§ **WHAT THE EXERCISE ASKS**:
In the material below, list every line carrying the string "stimuli".
------ ENTRIES SHOWN ------
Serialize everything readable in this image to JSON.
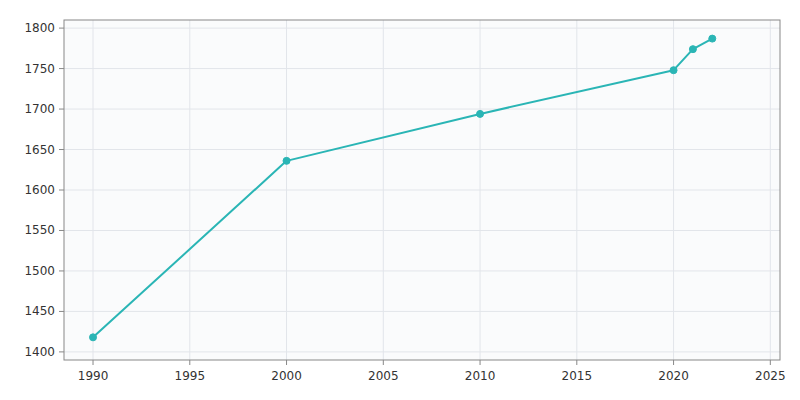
{
  "chart_data": {
    "type": "line",
    "x": [
      1990,
      2000,
      2010,
      2020,
      2021,
      2022
    ],
    "values": [
      1418,
      1636,
      1694,
      1748,
      1774,
      1787
    ],
    "color": "#2ab5b5",
    "marker": "circle",
    "xlim": [
      1988.5,
      2025.5
    ],
    "ylim": [
      1390,
      1810
    ],
    "xticks": [
      1990,
      1995,
      2000,
      2005,
      2010,
      2015,
      2020,
      2025
    ],
    "yticks": [
      1400,
      1450,
      1500,
      1550,
      1600,
      1650,
      1700,
      1750,
      1800
    ],
    "grid": true
  }
}
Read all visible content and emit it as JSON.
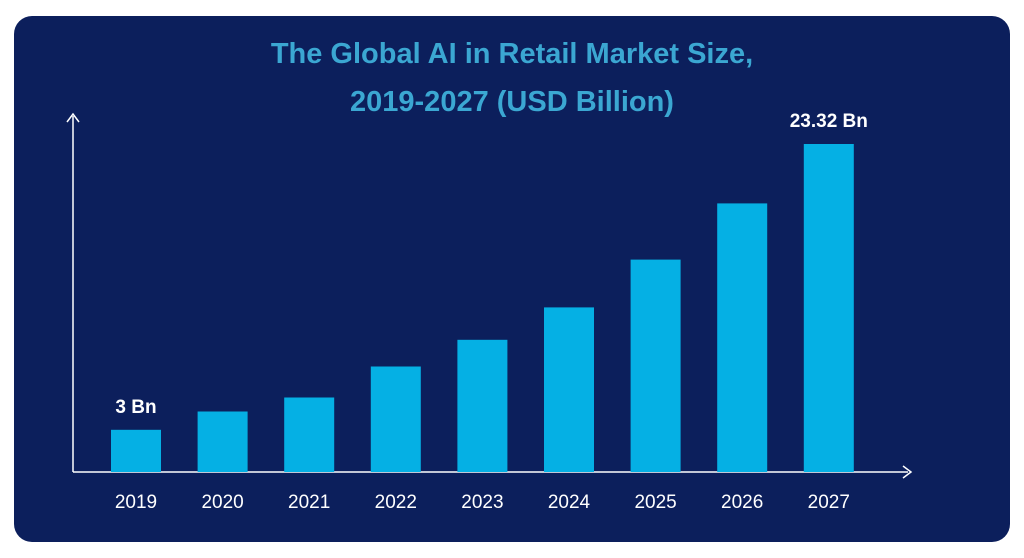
{
  "chart_data": {
    "type": "bar",
    "title": [
      "The Global AI in Retail Market Size,",
      "2019-2027 (USD Billion)"
    ],
    "categories": [
      "2019",
      "2020",
      "2021",
      "2022",
      "2023",
      "2024",
      "2025",
      "2026",
      "2027"
    ],
    "values": [
      3,
      4.3,
      5.3,
      7.5,
      9.4,
      11.7,
      15.1,
      19.1,
      23.32
    ],
    "data_labels": {
      "0": "3 Bn",
      "8": "23.32 Bn"
    },
    "ylim": [
      0,
      25
    ],
    "grid": false,
    "legend": "none",
    "bar_color": "#05b0e4",
    "axis_color": "#ffffff",
    "background_color": "#0c1f5c",
    "title_color": "#3ba7d2"
  }
}
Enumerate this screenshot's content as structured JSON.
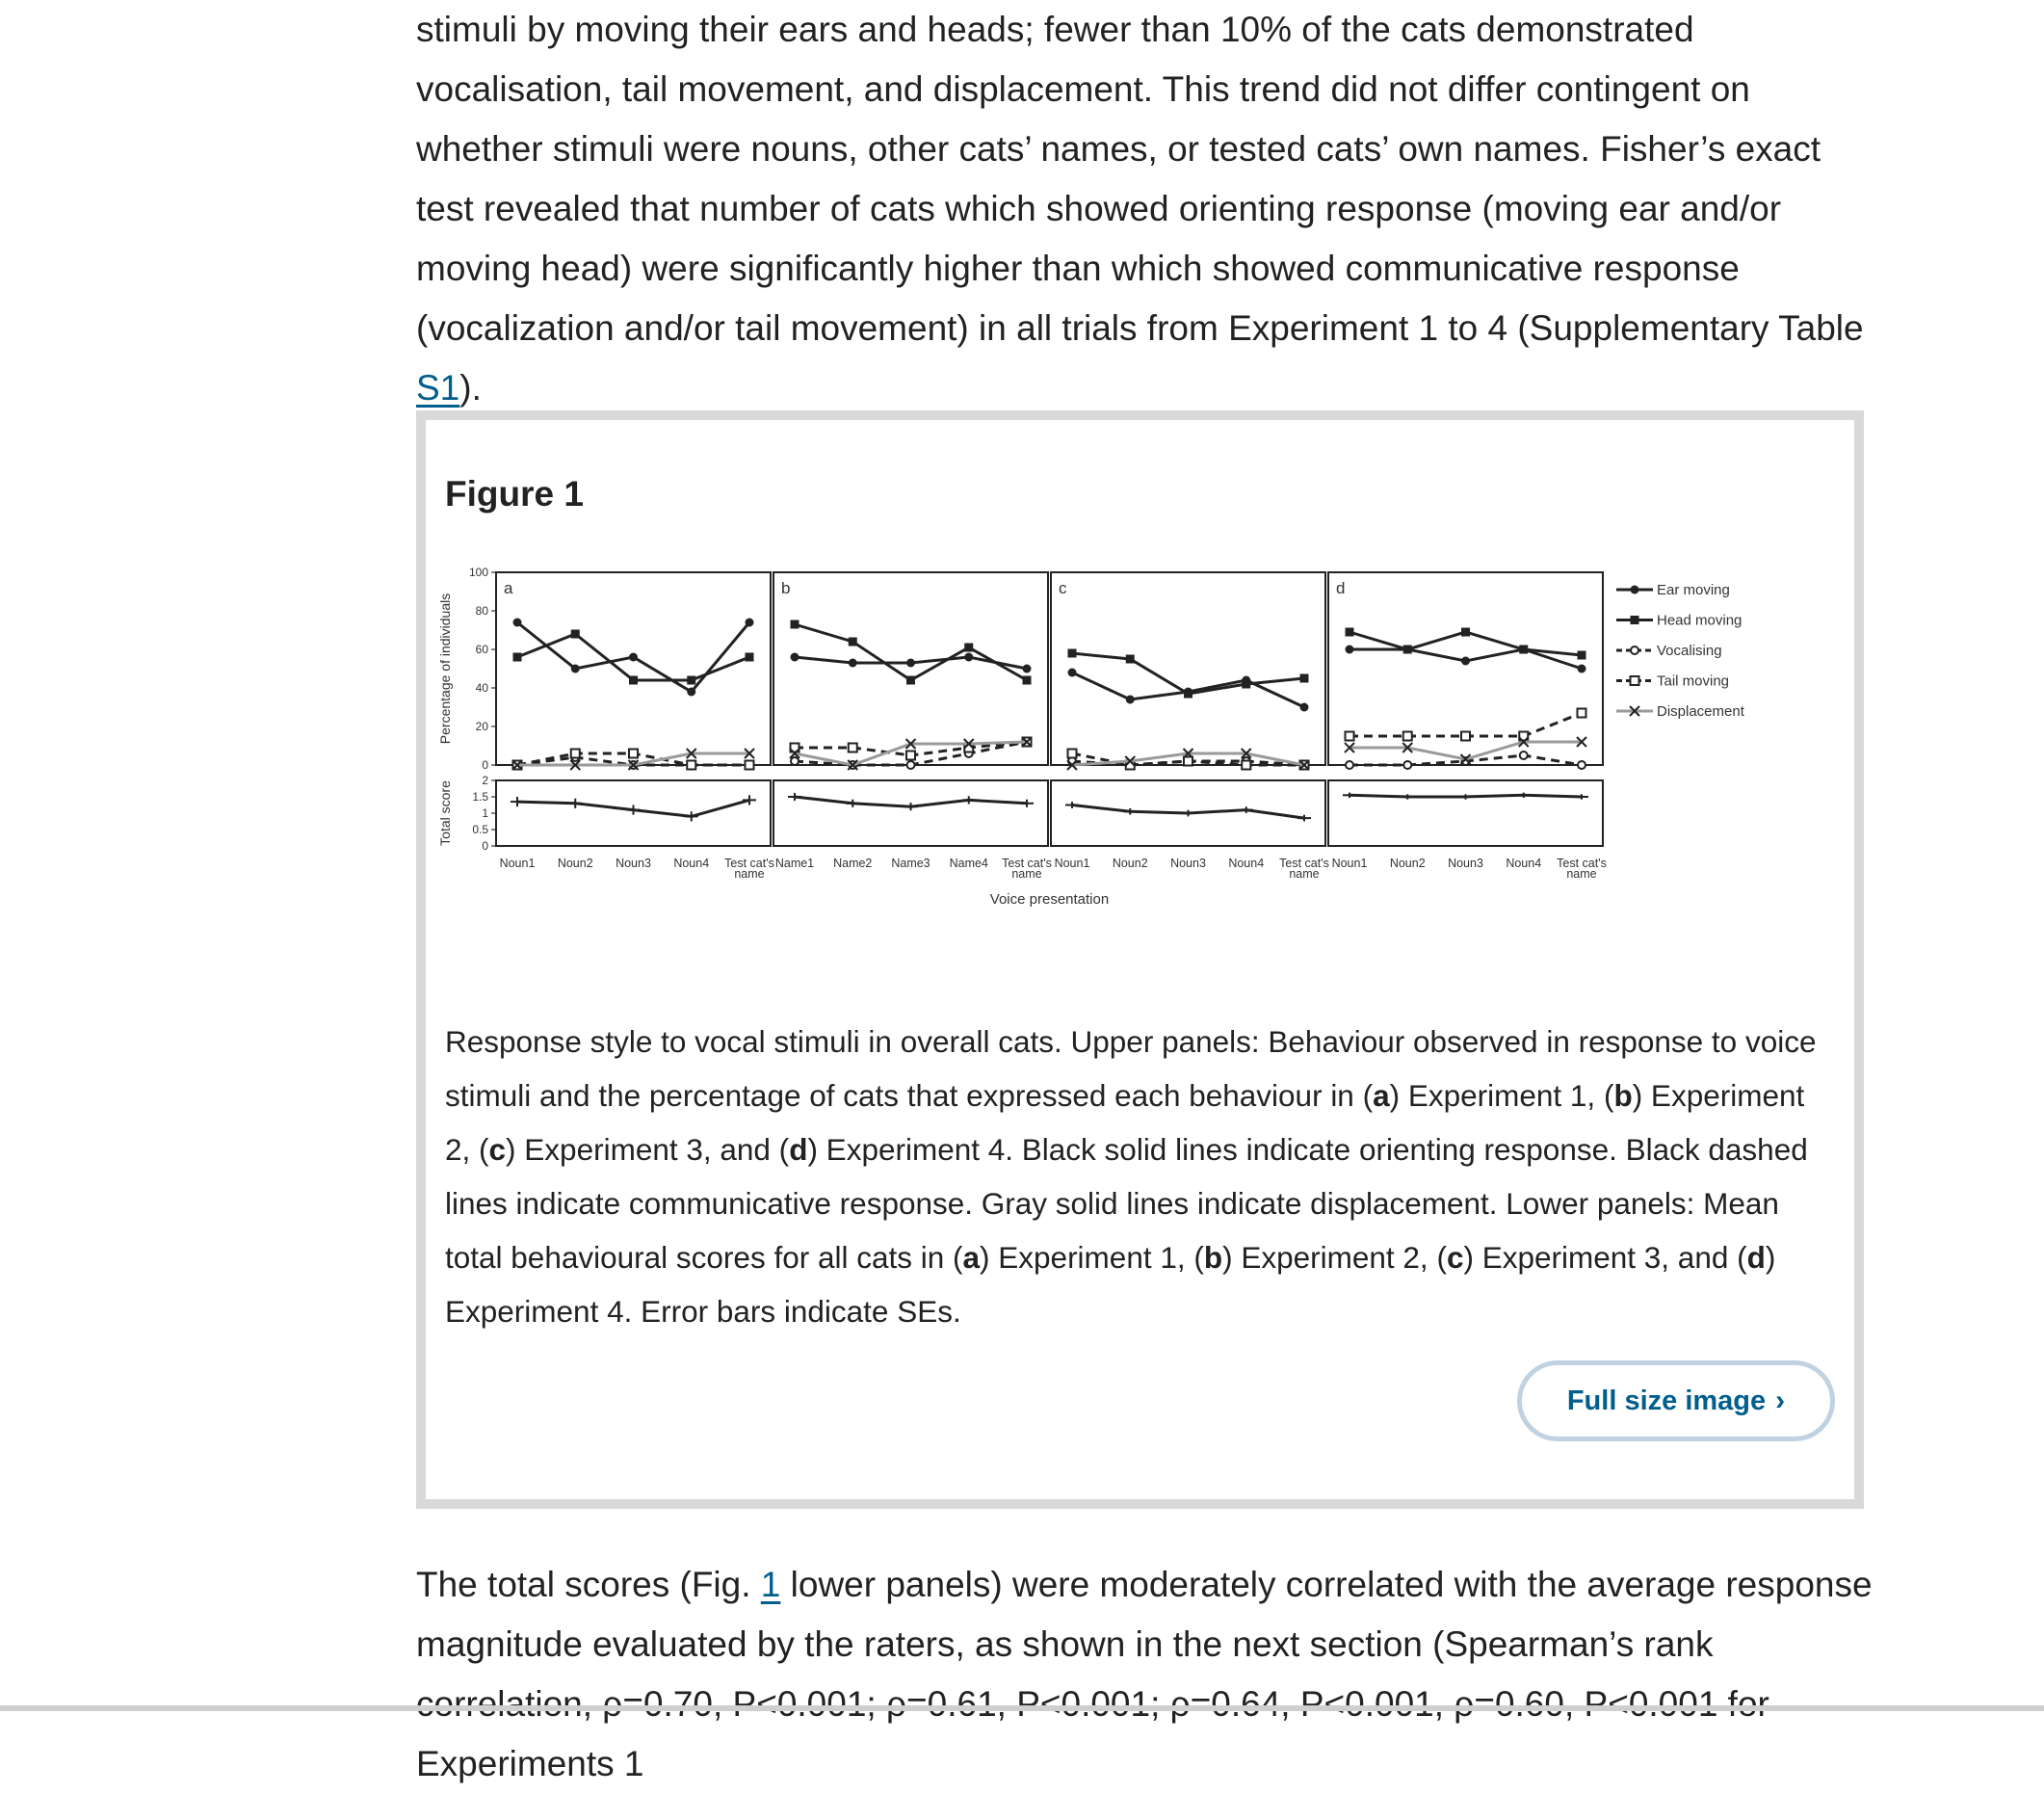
{
  "article": {
    "para_top": {
      "text": "stimuli by moving their ears and heads; fewer than 10% of the cats demonstrated vocalisation, tail movement, and displacement. This trend did not differ contingent on whether stimuli were nouns, other cats’ names, or tested cats’ own names. Fisher’s exact test revealed that number of cats which showed orienting response (moving ear and/or moving head) were significantly higher than which showed communicative response (vocalization and/or tail movement) in all trials from Experiment 1 to 4 (Supplementary Table ",
      "link": "S1",
      "end": ")."
    },
    "figure": {
      "title": "Figure 1",
      "caption_parts": [
        {
          "t": "Response style to vocal stimuli in overall cats. Upper panels: Behaviour observed in response to voice stimuli and the percentage of cats that expressed each behaviour in ("
        },
        {
          "t": "a",
          "b": true
        },
        {
          "t": ") Experiment 1, ("
        },
        {
          "t": "b",
          "b": true
        },
        {
          "t": ") Experiment 2, ("
        },
        {
          "t": "c",
          "b": true
        },
        {
          "t": ") Experiment 3, and ("
        },
        {
          "t": "d",
          "b": true
        },
        {
          "t": ") Experiment 4. Black solid lines indicate orienting response. Black dashed lines indicate communicative response. Gray solid lines indicate displacement. Lower panels: Mean total behavioural scores for all cats in ("
        },
        {
          "t": "a",
          "b": true
        },
        {
          "t": ") Experiment 1, ("
        },
        {
          "t": "b",
          "b": true
        },
        {
          "t": ") Experiment 2, ("
        },
        {
          "t": "c",
          "b": true
        },
        {
          "t": ") Experiment 3, and ("
        },
        {
          "t": "d",
          "b": true
        },
        {
          "t": ") Experiment 4. Error bars indicate SEs."
        }
      ],
      "full_size_label": "Full size image",
      "chevron_icon": "chevron-right-icon"
    },
    "para_bottom": {
      "prefix": "The total scores (Fig. ",
      "link": "1",
      "rest": " lower panels) were moderately correlated with the average response magnitude evaluated by the raters, as shown in the next section (Spearman’s rank correlation, ρ=0.70, P<0.001; ρ=0.61, P<0.001; ρ=0.64, P<0.001, ρ=0.60, P<0.001 for Experiments 1"
    }
  },
  "chart_data": {
    "type": "line",
    "xlabel": "Voice presentation",
    "upper_ylabel": "Percentage of individuals",
    "lower_ylabel": "Total score",
    "upper_ylim": [
      0,
      100
    ],
    "upper_yticks": [
      "0",
      "20",
      "40",
      "60",
      "80",
      "100"
    ],
    "lower_ylim": [
      0,
      2
    ],
    "lower_yticks": [
      "0",
      "0.5",
      "1",
      "1.5",
      "2"
    ],
    "legend_position": "right",
    "legend": [
      {
        "name": "Ear moving",
        "style": "solid",
        "marker": "dot"
      },
      {
        "name": "Head moving",
        "style": "solid",
        "marker": "square"
      },
      {
        "name": "Vocalising",
        "style": "dashed",
        "marker": "circle"
      },
      {
        "name": "Tail moving",
        "style": "dashed",
        "marker": "open-square"
      },
      {
        "name": "Displacement",
        "style": "solid",
        "marker": "cross"
      }
    ],
    "panels": [
      {
        "label": "a",
        "categories": [
          [
            "Noun1"
          ],
          [
            "Noun2"
          ],
          [
            "Noun3"
          ],
          [
            "Noun4"
          ],
          [
            "Test cat's",
            "name"
          ]
        ],
        "series": [
          {
            "name": "Ear moving",
            "values": [
              74,
              50,
              56,
              38,
              74
            ]
          },
          {
            "name": "Head moving",
            "values": [
              56,
              68,
              44,
              44,
              56
            ]
          },
          {
            "name": "Vocalising",
            "values": [
              0,
              4,
              0,
              0,
              0
            ]
          },
          {
            "name": "Tail moving",
            "values": [
              0,
              6,
              6,
              0,
              0
            ]
          },
          {
            "name": "Displacement",
            "values": [
              0,
              0,
              0,
              6,
              6
            ]
          }
        ],
        "total": [
          1.35,
          1.3,
          1.1,
          0.9,
          1.4
        ],
        "se": [
          0.15,
          0.15,
          0.15,
          0.15,
          0.15
        ]
      },
      {
        "label": "b",
        "categories": [
          [
            "Name1"
          ],
          [
            "Name2"
          ],
          [
            "Name3"
          ],
          [
            "Name4"
          ],
          [
            "Test cat's",
            "name"
          ]
        ],
        "series": [
          {
            "name": "Ear moving",
            "values": [
              56,
              53,
              53,
              56,
              50
            ]
          },
          {
            "name": "Head moving",
            "values": [
              73,
              64,
              44,
              61,
              44
            ]
          },
          {
            "name": "Vocalising",
            "values": [
              2,
              0,
              0,
              6,
              12
            ]
          },
          {
            "name": "Tail moving",
            "values": [
              9,
              9,
              5,
              9,
              12
            ]
          },
          {
            "name": "Displacement",
            "values": [
              6,
              0,
              11,
              11,
              12
            ]
          }
        ],
        "total": [
          1.5,
          1.3,
          1.2,
          1.4,
          1.3
        ],
        "se": [
          0.12,
          0.12,
          0.12,
          0.12,
          0.12
        ]
      },
      {
        "label": "c",
        "categories": [
          [
            "Noun1"
          ],
          [
            "Noun2"
          ],
          [
            "Noun3"
          ],
          [
            "Noun4"
          ],
          [
            "Test cat's",
            "name"
          ]
        ],
        "series": [
          {
            "name": "Ear moving",
            "values": [
              48,
              34,
              38,
              44,
              30
            ]
          },
          {
            "name": "Head moving",
            "values": [
              58,
              55,
              37,
              42,
              45
            ]
          },
          {
            "name": "Vocalising",
            "values": [
              2,
              0,
              2,
              2,
              0
            ]
          },
          {
            "name": "Tail moving",
            "values": [
              6,
              0,
              2,
              0,
              0
            ]
          },
          {
            "name": "Displacement",
            "values": [
              0,
              2,
              6,
              6,
              0
            ]
          }
        ],
        "total": [
          1.25,
          1.05,
          1.0,
          1.1,
          0.85
        ],
        "se": [
          0.1,
          0.1,
          0.1,
          0.1,
          0.1
        ]
      },
      {
        "label": "d",
        "categories": [
          [
            "Noun1"
          ],
          [
            "Noun2"
          ],
          [
            "Noun3"
          ],
          [
            "Noun4"
          ],
          [
            "Test cat's",
            "name"
          ]
        ],
        "series": [
          {
            "name": "Ear moving",
            "values": [
              60,
              60,
              54,
              60,
              50
            ]
          },
          {
            "name": "Head moving",
            "values": [
              69,
              60,
              69,
              60,
              57
            ]
          },
          {
            "name": "Vocalising",
            "values": [
              0,
              0,
              2,
              5,
              0
            ]
          },
          {
            "name": "Tail moving",
            "values": [
              15,
              15,
              15,
              15,
              27
            ]
          },
          {
            "name": "Displacement",
            "values": [
              9,
              9,
              3,
              12,
              12
            ]
          }
        ],
        "total": [
          1.55,
          1.5,
          1.5,
          1.55,
          1.5
        ],
        "se": [
          0.08,
          0.08,
          0.08,
          0.08,
          0.08
        ]
      }
    ]
  }
}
------
§ **RESULT FOR THIS EXERCISE**:
      "text": "stimuli by moving their ears and heads; fewer than 10% of the cats demonstrated vocalisation, tail movement, and displacement. This trend did not differ contingent on whether stimuli were nouns, other cats’ names, or tested cats’ own names. Fisher’s exact test revealed that number of cats which showed orienting response (moving ear and/or moving head) were significantly higher than which showed communicative response (vocalization and/or tail movement) in all trials from Experiment 1 to 4 (Supplementary Table ",
          "t": "Response style to vocal stimuli in overall cats. Upper panels: Behaviour observed in response to voice stimuli and the percentage of cats that expressed each behaviour in ("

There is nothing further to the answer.